REQUIREMENT
Retype all the entries word for word, but omit the pictures.

DATASET EXTRACT
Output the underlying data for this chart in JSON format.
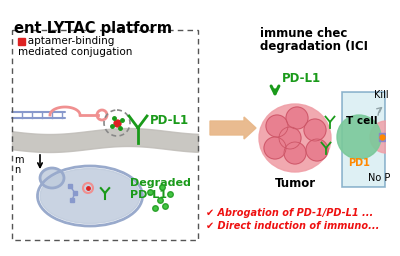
{
  "bg_color": "#ffffff",
  "title_text": "ent LYTAC platform",
  "title_fontsize": 10.5,
  "subtitle1": "   aptamer-binding",
  "subtitle2": "mediated conjugation",
  "subtitle_fontsize": 7.5,
  "pdl1_label": "PD-L1",
  "degraded_label": "Degraded\nPD-L1",
  "green_color": "#1a9a1a",
  "tumor_label": "Tumor",
  "immune_title1": "immune chec",
  "immune_title2": "degradation (ICI",
  "immune_fontsize": 8.5,
  "tcell_label": "T cell",
  "kill_label": "Kill",
  "pd1_label": "PD1",
  "pd1_color": "#ff8800",
  "nopd_label": "No P",
  "checkmark1": "✔ Abrogation of PD-1/PD-L1 ...",
  "checkmark2": "✔ Direct induction of immuno...",
  "check_color": "#ee1111",
  "check_fontsize": 7,
  "dashed_box_color": "#555555",
  "arrow_body_color": "#e8b88a",
  "light_blue_box": "#b8d8e8",
  "light_blue_fill": "#d0eaf0",
  "tumor_color": "#f0a0a8",
  "tumor_inner_color": "#e88090",
  "tcell_color": "#7ac99a",
  "membrane_color": "#c0bdb8",
  "lyso_color": "#c0ccdd",
  "lyso_border": "#99aacc",
  "dna_color": "#8899cc",
  "pink_aptamer": "#f09090",
  "red_dot": "#dd2222",
  "blue_box_border": "#6699bb"
}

TASK ANSWER
Output the underlying data for this chart in JSON format.
{
  "bg_color": "#ffffff",
  "title_text": "ent LYTAC platform",
  "title_fontsize": 10.5,
  "subtitle1": "   aptamer-binding",
  "subtitle2": "mediated conjugation",
  "subtitle_fontsize": 7.5,
  "pdl1_label": "PD-L1",
  "degraded_label": "Degraded\nPD-L1",
  "green_color": "#1a9a1a",
  "tumor_label": "Tumor",
  "immune_title1": "immune chec",
  "immune_title2": "degradation (ICI",
  "immune_fontsize": 8.5,
  "tcell_label": "T cell",
  "kill_label": "Kill",
  "pd1_label": "PD1",
  "pd1_color": "#ff8800",
  "nopd_label": "No P",
  "checkmark1": "✔ Abrogation of PD-1/PD-L1 ...",
  "checkmark2": "✔ Direct induction of immuno...",
  "check_color": "#ee1111",
  "check_fontsize": 7,
  "dashed_box_color": "#555555",
  "arrow_body_color": "#e8b88a",
  "light_blue_box": "#b8d8e8",
  "light_blue_fill": "#d0eaf0",
  "tumor_color": "#f0a0a8",
  "tumor_inner_color": "#e88090",
  "tcell_color": "#7ac99a",
  "membrane_color": "#c0bdb8",
  "lyso_color": "#c0ccdd",
  "lyso_border": "#99aacc",
  "dna_color": "#8899cc",
  "pink_aptamer": "#f09090",
  "red_dot": "#dd2222",
  "blue_box_border": "#6699bb"
}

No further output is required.